### What you are asked to do
How many lines in the records below hold the string "TradingView"? Answer with the number alone.
— start of Supplied material —
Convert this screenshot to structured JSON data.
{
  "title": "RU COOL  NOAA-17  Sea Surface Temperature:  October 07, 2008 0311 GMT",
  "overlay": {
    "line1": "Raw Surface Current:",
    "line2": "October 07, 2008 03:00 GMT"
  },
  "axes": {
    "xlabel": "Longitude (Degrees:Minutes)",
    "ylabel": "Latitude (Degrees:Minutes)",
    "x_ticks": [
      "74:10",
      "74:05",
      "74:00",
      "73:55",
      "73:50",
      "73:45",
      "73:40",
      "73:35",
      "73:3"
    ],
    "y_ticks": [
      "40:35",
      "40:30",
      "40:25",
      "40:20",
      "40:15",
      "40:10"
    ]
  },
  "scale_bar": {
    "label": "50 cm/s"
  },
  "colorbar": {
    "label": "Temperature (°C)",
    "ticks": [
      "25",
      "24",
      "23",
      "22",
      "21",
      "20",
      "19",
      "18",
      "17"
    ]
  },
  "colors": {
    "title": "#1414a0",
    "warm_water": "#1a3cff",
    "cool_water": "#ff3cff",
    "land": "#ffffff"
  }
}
— end of Supplied material —
— start of Supplied material —
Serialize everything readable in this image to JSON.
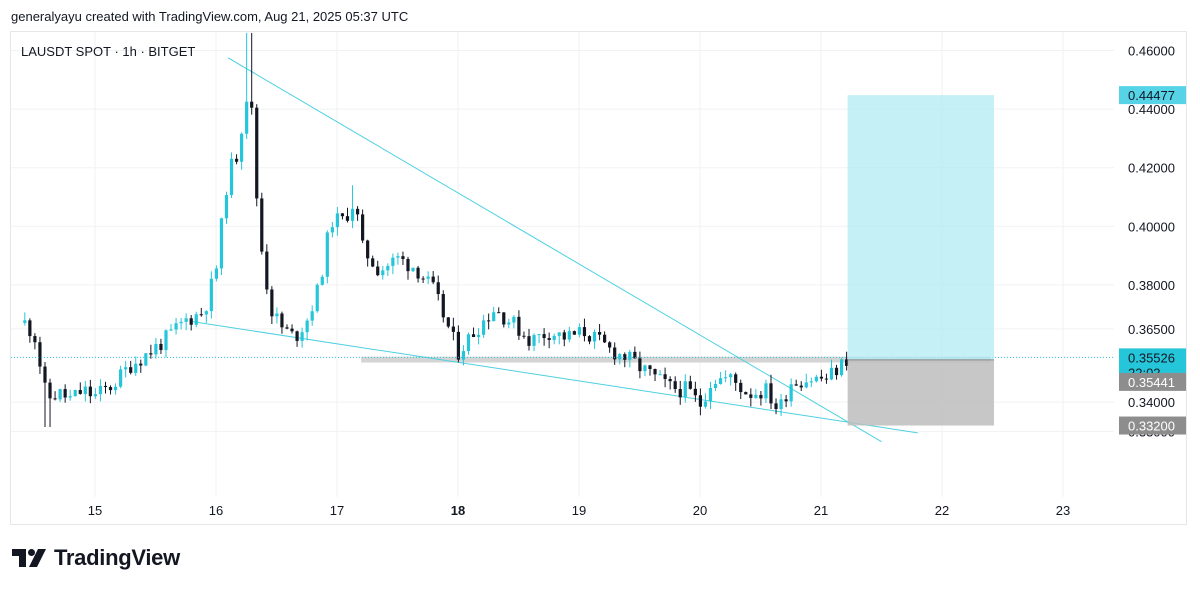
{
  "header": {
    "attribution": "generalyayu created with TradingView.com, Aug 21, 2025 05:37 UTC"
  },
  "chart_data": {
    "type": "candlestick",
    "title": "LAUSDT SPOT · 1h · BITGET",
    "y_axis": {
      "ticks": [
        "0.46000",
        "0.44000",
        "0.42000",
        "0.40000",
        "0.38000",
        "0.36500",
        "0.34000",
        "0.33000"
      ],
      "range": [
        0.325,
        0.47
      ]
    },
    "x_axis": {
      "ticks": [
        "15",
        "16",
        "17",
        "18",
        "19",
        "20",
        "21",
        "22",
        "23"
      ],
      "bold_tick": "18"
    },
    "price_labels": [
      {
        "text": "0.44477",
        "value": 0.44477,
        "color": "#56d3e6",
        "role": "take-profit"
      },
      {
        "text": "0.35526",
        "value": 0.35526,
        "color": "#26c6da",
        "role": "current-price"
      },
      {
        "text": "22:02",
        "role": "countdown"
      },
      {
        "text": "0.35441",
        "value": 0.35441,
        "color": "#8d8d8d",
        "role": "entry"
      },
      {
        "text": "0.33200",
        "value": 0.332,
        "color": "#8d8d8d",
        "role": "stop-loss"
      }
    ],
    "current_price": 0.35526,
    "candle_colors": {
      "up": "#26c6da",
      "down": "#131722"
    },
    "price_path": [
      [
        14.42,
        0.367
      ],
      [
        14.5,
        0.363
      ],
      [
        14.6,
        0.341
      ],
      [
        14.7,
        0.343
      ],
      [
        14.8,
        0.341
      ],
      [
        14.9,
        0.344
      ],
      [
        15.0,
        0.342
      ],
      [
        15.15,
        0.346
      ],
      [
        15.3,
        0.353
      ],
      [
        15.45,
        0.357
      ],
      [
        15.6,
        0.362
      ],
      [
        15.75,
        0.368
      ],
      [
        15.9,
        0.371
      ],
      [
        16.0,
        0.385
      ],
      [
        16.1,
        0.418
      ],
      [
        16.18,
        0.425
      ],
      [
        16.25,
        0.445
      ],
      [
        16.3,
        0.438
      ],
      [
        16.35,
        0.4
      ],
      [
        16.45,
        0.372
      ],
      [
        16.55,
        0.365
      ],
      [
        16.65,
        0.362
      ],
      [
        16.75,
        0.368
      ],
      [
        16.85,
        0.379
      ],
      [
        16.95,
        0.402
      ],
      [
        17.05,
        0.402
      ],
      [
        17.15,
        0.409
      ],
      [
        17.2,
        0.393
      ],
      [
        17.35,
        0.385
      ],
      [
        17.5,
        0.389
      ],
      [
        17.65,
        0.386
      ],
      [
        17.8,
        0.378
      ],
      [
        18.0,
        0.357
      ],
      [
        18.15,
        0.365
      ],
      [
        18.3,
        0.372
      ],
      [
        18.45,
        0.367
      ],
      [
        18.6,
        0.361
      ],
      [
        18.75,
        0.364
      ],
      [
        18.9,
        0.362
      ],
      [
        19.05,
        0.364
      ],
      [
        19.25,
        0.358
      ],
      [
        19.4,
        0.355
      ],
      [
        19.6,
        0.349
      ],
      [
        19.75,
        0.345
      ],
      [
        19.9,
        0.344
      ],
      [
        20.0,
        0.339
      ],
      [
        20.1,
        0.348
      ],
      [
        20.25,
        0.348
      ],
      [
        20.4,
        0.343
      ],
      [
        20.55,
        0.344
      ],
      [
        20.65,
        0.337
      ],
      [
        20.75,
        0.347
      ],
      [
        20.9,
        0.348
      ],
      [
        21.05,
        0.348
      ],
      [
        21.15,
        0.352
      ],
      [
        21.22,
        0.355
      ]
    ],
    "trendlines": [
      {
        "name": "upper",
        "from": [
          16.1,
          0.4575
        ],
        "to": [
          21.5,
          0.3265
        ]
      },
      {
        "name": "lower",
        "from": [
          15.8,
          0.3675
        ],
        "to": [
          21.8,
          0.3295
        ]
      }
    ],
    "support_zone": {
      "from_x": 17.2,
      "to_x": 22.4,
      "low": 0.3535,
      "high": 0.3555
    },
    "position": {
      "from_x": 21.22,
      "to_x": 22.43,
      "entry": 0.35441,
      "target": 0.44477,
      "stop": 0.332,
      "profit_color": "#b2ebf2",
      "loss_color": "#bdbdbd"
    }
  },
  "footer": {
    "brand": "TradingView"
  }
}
— end of Supplied material —
### Response below
2